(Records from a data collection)
········

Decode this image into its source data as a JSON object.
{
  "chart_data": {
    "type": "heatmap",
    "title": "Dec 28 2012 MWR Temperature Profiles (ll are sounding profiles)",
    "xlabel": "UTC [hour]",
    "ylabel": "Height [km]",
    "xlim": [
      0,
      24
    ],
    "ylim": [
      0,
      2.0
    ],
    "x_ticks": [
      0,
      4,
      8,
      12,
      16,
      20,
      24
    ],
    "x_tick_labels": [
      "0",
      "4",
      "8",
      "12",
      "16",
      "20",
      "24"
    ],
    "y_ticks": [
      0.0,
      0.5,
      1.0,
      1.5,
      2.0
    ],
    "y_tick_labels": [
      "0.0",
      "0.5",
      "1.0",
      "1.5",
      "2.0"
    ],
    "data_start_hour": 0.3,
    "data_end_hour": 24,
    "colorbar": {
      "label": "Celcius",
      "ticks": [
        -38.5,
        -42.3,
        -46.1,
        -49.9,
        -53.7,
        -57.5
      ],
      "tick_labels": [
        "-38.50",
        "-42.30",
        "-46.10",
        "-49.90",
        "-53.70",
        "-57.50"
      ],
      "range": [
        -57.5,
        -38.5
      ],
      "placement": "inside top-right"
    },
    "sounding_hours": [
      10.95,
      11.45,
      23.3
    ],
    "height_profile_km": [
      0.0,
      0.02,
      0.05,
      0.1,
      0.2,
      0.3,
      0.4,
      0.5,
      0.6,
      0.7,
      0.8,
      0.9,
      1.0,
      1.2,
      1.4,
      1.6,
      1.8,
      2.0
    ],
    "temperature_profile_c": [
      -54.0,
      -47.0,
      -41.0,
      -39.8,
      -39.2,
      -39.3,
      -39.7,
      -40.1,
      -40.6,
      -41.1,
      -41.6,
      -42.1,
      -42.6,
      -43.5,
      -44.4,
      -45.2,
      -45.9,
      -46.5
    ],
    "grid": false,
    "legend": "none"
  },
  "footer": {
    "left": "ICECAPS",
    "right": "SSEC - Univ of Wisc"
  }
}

········

Challenge: Find and copy each line above that includes the string "right".

Answer for this exercise:
      "placement": "inside top-right"
    "right": "SSEC - Univ of Wisc"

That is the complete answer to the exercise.